#### EXERCISE DETAILS:
Copy each line where the word "получателей" occurs.

— Start PROVIDED RECORDS —

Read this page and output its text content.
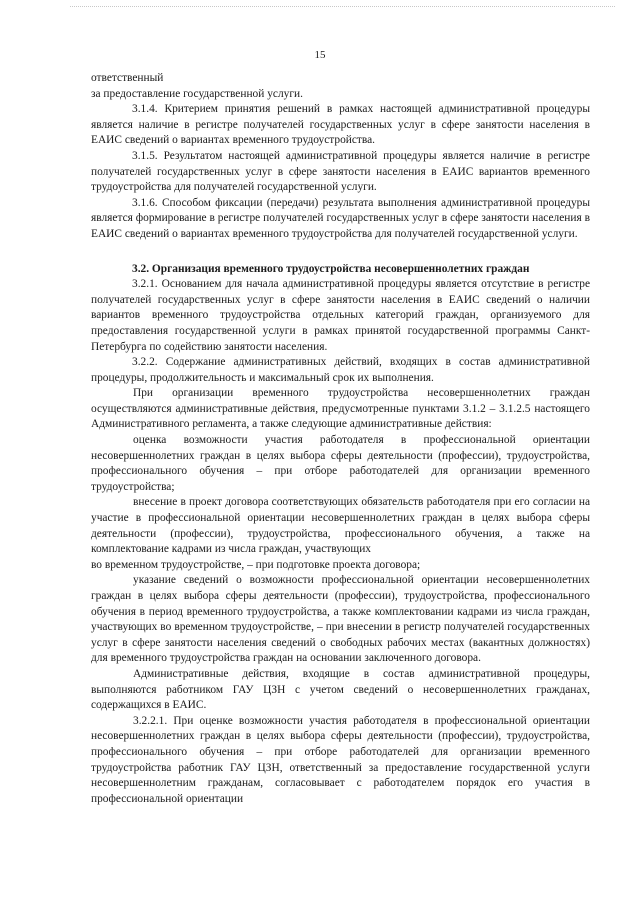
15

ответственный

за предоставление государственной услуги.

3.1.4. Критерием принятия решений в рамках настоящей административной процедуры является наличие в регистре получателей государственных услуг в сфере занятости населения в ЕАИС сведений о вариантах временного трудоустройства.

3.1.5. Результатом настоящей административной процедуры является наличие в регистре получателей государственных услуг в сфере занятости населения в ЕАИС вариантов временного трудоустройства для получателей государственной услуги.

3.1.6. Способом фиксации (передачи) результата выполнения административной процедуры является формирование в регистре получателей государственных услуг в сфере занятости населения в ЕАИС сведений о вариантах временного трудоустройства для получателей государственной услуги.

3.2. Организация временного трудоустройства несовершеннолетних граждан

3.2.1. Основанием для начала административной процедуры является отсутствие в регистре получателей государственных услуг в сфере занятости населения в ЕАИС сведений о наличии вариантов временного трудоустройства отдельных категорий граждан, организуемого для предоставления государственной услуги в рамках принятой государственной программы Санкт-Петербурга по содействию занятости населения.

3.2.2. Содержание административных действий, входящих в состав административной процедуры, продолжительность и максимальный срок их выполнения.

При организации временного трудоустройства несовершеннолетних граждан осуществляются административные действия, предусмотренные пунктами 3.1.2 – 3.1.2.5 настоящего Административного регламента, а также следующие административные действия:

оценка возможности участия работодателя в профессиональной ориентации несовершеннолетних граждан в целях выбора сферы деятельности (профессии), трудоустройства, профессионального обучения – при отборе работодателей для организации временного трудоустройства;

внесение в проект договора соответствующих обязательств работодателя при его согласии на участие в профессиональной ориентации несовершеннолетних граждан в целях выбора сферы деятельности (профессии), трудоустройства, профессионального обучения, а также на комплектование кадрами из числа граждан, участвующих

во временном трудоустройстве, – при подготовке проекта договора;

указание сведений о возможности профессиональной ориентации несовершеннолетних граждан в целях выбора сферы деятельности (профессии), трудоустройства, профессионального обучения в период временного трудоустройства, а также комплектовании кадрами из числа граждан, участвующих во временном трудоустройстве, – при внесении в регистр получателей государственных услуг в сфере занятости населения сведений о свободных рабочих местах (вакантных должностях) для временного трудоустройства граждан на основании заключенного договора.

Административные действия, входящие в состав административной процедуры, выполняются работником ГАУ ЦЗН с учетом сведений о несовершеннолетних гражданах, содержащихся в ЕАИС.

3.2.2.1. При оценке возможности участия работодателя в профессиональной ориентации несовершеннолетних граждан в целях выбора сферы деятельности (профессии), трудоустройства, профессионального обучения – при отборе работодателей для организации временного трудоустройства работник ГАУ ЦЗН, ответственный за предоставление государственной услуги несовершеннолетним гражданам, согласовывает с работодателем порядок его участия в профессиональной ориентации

— End PROVIDED RECORDS —

#### TASK SOLUTION:
3.1.4. Критерием принятия решений в рамках настоящей административной процедуры является наличие в регистре получателей государственных услуг в сфере занятости населения в ЕАИС сведений о вариантах временного трудоустройства.
3.1.5. Результатом настоящей административной процедуры является наличие в регистре получателей государственных услуг в сфере занятости населения в ЕАИС вариантов временного трудоустройства для получателей государственной услуги.
3.1.6. Способом фиксации (передачи) результата выполнения административной процедуры является формирование в регистре получателей государственных услуг в сфере занятости населения в ЕАИС сведений о вариантах временного трудоустройства для получателей государственной услуги.
3.2.1. Основанием для начала административной процедуры является отсутствие в регистре получателей государственных услуг в сфере занятости населения в ЕАИС сведений о наличии вариантов временного трудоустройства отдельных категорий граждан, организуемого для предоставления государственной услуги в рамках принятой государственной программы Санкт-Петербурга по содействию занятости населения.
указание сведений о возможности профессиональной ориентации несовершеннолетних граждан в целях выбора сферы деятельности (профессии), трудоустройства, профессионального обучения в период временного трудоустройства, а также комплектовании кадрами из числа граждан, участвующих во временном трудоустройстве, – при внесении в регистр получателей государственных услуг в сфере занятости населения сведений о свободных рабочих местах (вакантных должностях) для временного трудоустройства граждан на основании заключенного договора.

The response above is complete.